**Brief:** Every line with the word "JSON" in it should be extracted from the data that follows.

**Entries provided:**

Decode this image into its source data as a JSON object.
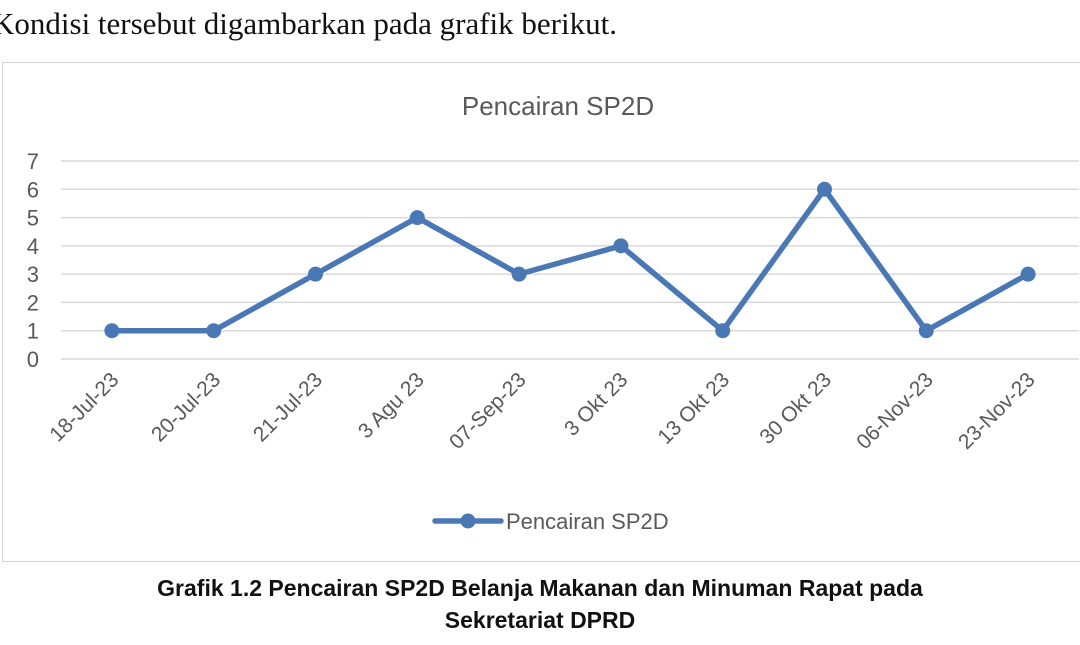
{
  "intro_text": "Kondisi tersebut digambarkan pada grafik berikut.",
  "chart_data": {
    "type": "line",
    "title": "Pencairan SP2D",
    "categories": [
      "18-Jul-23",
      "20-Jul-23",
      "21-Jul-23",
      "3 Agu 23",
      "07-Sep-23",
      "3 Okt 23",
      "13 Okt 23",
      "30 Okt 23",
      "06-Nov-23",
      "23-Nov-23"
    ],
    "series": [
      {
        "name": "Pencairan SP2D",
        "values": [
          1,
          1,
          3,
          5,
          3,
          4,
          1,
          6,
          1,
          3
        ],
        "color": "#4a78b5"
      }
    ],
    "yticks": [
      "0",
      "1",
      "2",
      "3",
      "4",
      "5",
      "6",
      "7"
    ],
    "ylim": [
      0,
      7
    ],
    "grid": true,
    "legend_position": "bottom"
  },
  "caption": {
    "line1": "Grafik 1.2 Pencairan SP2D Belanja Makanan dan Minuman Rapat pada",
    "line2": "Sekretariat DPRD"
  }
}
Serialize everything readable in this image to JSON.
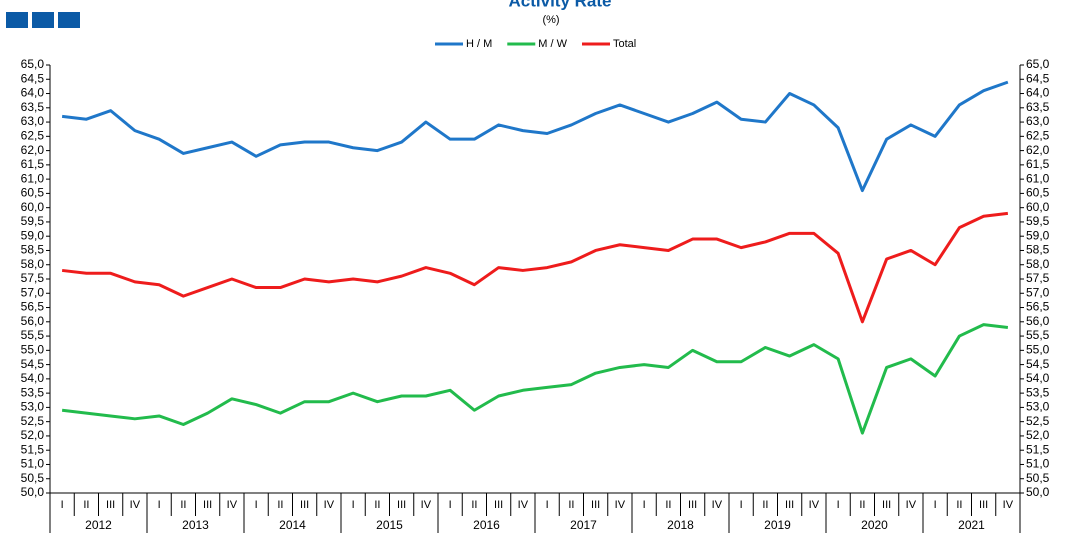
{
  "chart_data": {
    "type": "line",
    "title": "Activity Rate",
    "subtitle": "(%)",
    "categories": [
      "I",
      "II",
      "III",
      "IV",
      "I",
      "II",
      "III",
      "IV",
      "I",
      "II",
      "III",
      "IV",
      "I",
      "II",
      "III",
      "IV",
      "I",
      "II",
      "III",
      "IV",
      "I",
      "II",
      "III",
      "IV",
      "I",
      "II",
      "III",
      "IV",
      "I",
      "II",
      "III",
      "IV",
      "I",
      "II",
      "III",
      "IV",
      "I",
      "II",
      "III",
      "IV"
    ],
    "years": [
      "2012",
      "2013",
      "2014",
      "2015",
      "2016",
      "2017",
      "2018",
      "2019",
      "2020",
      "2021"
    ],
    "series": [
      {
        "name": "H / M",
        "color": "#1f77c9",
        "values": [
          63.2,
          63.1,
          63.4,
          62.7,
          62.4,
          61.9,
          62.1,
          62.3,
          61.8,
          62.2,
          62.3,
          62.3,
          62.1,
          62.0,
          62.3,
          63.0,
          62.4,
          62.4,
          62.9,
          62.7,
          62.6,
          62.9,
          63.3,
          63.6,
          63.3,
          63.0,
          63.3,
          63.7,
          63.1,
          63.0,
          64.0,
          63.6,
          62.8,
          60.6,
          62.4,
          62.9,
          62.5,
          63.6,
          64.1,
          64.4
        ]
      },
      {
        "name": "M / W",
        "color": "#22bb4c",
        "values": [
          52.9,
          52.8,
          52.7,
          52.6,
          52.7,
          52.4,
          52.8,
          53.3,
          53.1,
          52.8,
          53.2,
          53.2,
          53.5,
          53.2,
          53.4,
          53.4,
          53.6,
          52.9,
          53.4,
          53.6,
          53.7,
          53.8,
          54.2,
          54.4,
          54.5,
          54.4,
          55.0,
          54.6,
          54.6,
          55.1,
          54.8,
          55.2,
          54.7,
          52.1,
          54.4,
          54.7,
          54.1,
          55.5,
          55.9,
          55.8
        ]
      },
      {
        "name": "Total",
        "color": "#ee1c1c",
        "values": [
          57.8,
          57.7,
          57.7,
          57.4,
          57.3,
          56.9,
          57.2,
          57.5,
          57.2,
          57.2,
          57.5,
          57.4,
          57.5,
          57.4,
          57.6,
          57.9,
          57.7,
          57.3,
          57.9,
          57.8,
          57.9,
          58.1,
          58.5,
          58.7,
          58.6,
          58.5,
          58.9,
          58.9,
          58.6,
          58.8,
          59.1,
          59.1,
          58.4,
          56.0,
          58.2,
          58.5,
          58.0,
          59.3,
          59.7,
          59.8
        ]
      }
    ],
    "ylim": [
      50,
      65
    ],
    "yticks": [
      {
        "value": 50,
        "label": "50,0"
      },
      {
        "value": 50.5,
        "label": "50,5"
      },
      {
        "value": 51,
        "label": "51,0"
      },
      {
        "value": 51.5,
        "label": "51,5"
      },
      {
        "value": 52,
        "label": "52,0"
      },
      {
        "value": 52.5,
        "label": "52,5"
      },
      {
        "value": 53,
        "label": "53,0"
      },
      {
        "value": 53.5,
        "label": "53,5"
      },
      {
        "value": 54,
        "label": "54,0"
      },
      {
        "value": 54.5,
        "label": "54,5"
      },
      {
        "value": 55,
        "label": "55,0"
      },
      {
        "value": 55.5,
        "label": "55,5"
      },
      {
        "value": 56,
        "label": "56,0"
      },
      {
        "value": 56.5,
        "label": "56,5"
      },
      {
        "value": 57,
        "label": "57,0"
      },
      {
        "value": 57.5,
        "label": "57,5"
      },
      {
        "value": 58,
        "label": "58,0"
      },
      {
        "value": 58.5,
        "label": "58,5"
      },
      {
        "value": 59,
        "label": "59,0"
      },
      {
        "value": 59.5,
        "label": "59,5"
      },
      {
        "value": 60,
        "label": "60,0"
      },
      {
        "value": 60.5,
        "label": "60,5"
      },
      {
        "value": 61,
        "label": "61,0"
      },
      {
        "value": 61.5,
        "label": "61,5"
      },
      {
        "value": 62,
        "label": "62,0"
      },
      {
        "value": 62.5,
        "label": "62,5"
      },
      {
        "value": 63,
        "label": "63,0"
      },
      {
        "value": 63.5,
        "label": "63,5"
      },
      {
        "value": 64,
        "label": "64,0"
      },
      {
        "value": 64.5,
        "label": "64,5"
      },
      {
        "value": 65,
        "label": "65,0"
      }
    ],
    "grid": false
  }
}
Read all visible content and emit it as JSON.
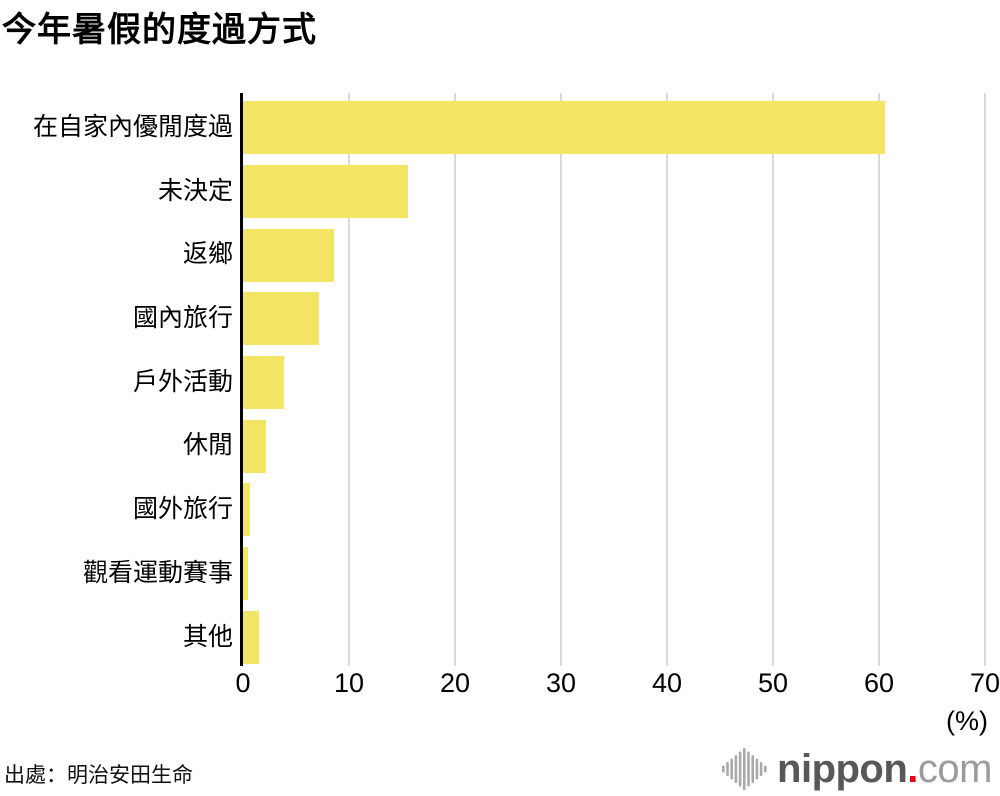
{
  "title": "今年暑假的度過方式",
  "source": "出處：明治安田生命",
  "logo": {
    "text_main": "nippon",
    "dot": ".",
    "text_suffix": "com"
  },
  "chart_data": {
    "type": "bar",
    "orientation": "horizontal",
    "title": "今年暑假的度過方式",
    "categories": [
      "在自家內優閒度過",
      "未決定",
      "返鄉",
      "國內旅行",
      "戶外活動",
      "休閒",
      "國外旅行",
      "觀看運動賽事",
      "其他"
    ],
    "values": [
      60.6,
      15.6,
      8.6,
      7.2,
      3.9,
      2.2,
      0.7,
      0.5,
      1.5
    ],
    "xlabel": "(%)",
    "xlim": [
      0,
      70
    ],
    "xticks": [
      0,
      10,
      20,
      30,
      40,
      50,
      60,
      70
    ],
    "grid": true,
    "legend": false,
    "bar_color": "#f4e564",
    "gridline_color": "#dadada",
    "axis_color": "#000000"
  }
}
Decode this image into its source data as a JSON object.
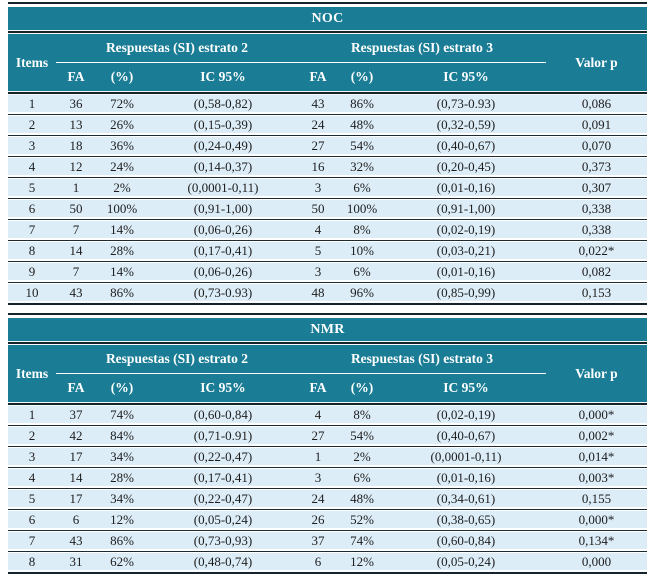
{
  "colors": {
    "header_teal": "#1a7d95",
    "row_blue": "#dcedf8",
    "rule_dark": "#15232a",
    "header_text": "#ffffff",
    "body_text": "#1d1d1d"
  },
  "tables": [
    {
      "title": "NOC",
      "header": {
        "items": "Items",
        "group2": "Respuestas (SI) estrato 2",
        "group3": "Respuestas (SI) estrato 3",
        "fa": "FA",
        "pct": "(%)",
        "ic": "IC 95%",
        "valor_p": "Valor p"
      },
      "rows": [
        [
          "1",
          "36",
          "72%",
          "(0,58-0,82)",
          "43",
          "86%",
          "(0,73-0.93)",
          "0,086"
        ],
        [
          "2",
          "13",
          "26%",
          "(0,15-0,39)",
          "24",
          "48%",
          "(0,32-0,59)",
          "0,091"
        ],
        [
          "3",
          "18",
          "36%",
          "(0,24-0,49)",
          "27",
          "54%",
          "(0,40-0,67)",
          "0,070"
        ],
        [
          "4",
          "12",
          "24%",
          "(0,14-0,37)",
          "16",
          "32%",
          "(0,20-0,45)",
          "0,373"
        ],
        [
          "5",
          "1",
          "2%",
          "(0,0001-0,11)",
          "3",
          "6%",
          "(0,01-0,16)",
          "0,307"
        ],
        [
          "6",
          "50",
          "100%",
          "(0,91-1,00)",
          "50",
          "100%",
          "(0,91-1,00)",
          "0,338"
        ],
        [
          "7",
          "7",
          "14%",
          "(0,06-0,26)",
          "4",
          "8%",
          "(0,02-0,19)",
          "0,338"
        ],
        [
          "8",
          "14",
          "28%",
          "(0,17-0,41)",
          "5",
          "10%",
          "(0,03-0,21)",
          "0,022*"
        ],
        [
          "9",
          "7",
          "14%",
          "(0,06-0,26)",
          "3",
          "6%",
          "(0,01-0,16)",
          "0,082"
        ],
        [
          "10",
          "43",
          "86%",
          "(0,73-0.93)",
          "48",
          "96%",
          "(0,85-0,99)",
          "0,153"
        ]
      ]
    },
    {
      "title": "NMR",
      "header": {
        "items": "Items",
        "group2": "Respuestas (SI) estrato 2",
        "group3": "Respuestas (SI) estrato 3",
        "fa": "FA",
        "pct": "(%)",
        "ic": "IC 95%",
        "valor_p": "Valor p"
      },
      "rows": [
        [
          "1",
          "37",
          "74%",
          "(0,60-0,84)",
          "4",
          "8%",
          "(0,02-0,19)",
          "0,000*"
        ],
        [
          "2",
          "42",
          "84%",
          "(0,71-0.91)",
          "27",
          "54%",
          "(0,40-0,67)",
          "0,002*"
        ],
        [
          "3",
          "17",
          "34%",
          "(0,22-0,47)",
          "1",
          "2%",
          "(0,0001-0,11)",
          "0,014*"
        ],
        [
          "4",
          "14",
          "28%",
          "(0,17-0,41)",
          "3",
          "6%",
          "(0,01-0,16)",
          "0,003*"
        ],
        [
          "5",
          "17",
          "34%",
          "(0,22-0,47)",
          "24",
          "48%",
          "(0,34-0,61)",
          "0,155"
        ],
        [
          "6",
          "6",
          "12%",
          "(0,05-0,24)",
          "26",
          "52%",
          "(0,38-0,65)",
          "0,000*"
        ],
        [
          "7",
          "43",
          "86%",
          "(0,73-0,93)",
          "37",
          "74%",
          "(0,60-0,84)",
          "0,134*"
        ],
        [
          "8",
          "31",
          "62%",
          "(0,48-0,74)",
          "6",
          "12%",
          "(0,05-0,24)",
          "0,000"
        ]
      ]
    }
  ]
}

**Correct answer:**
Decode this image into its source data as a JSON object.
Serialize everything readable in this image to JSON.
Read all visible content and emit it as JSON.
Decode this image into its source data as a JSON object.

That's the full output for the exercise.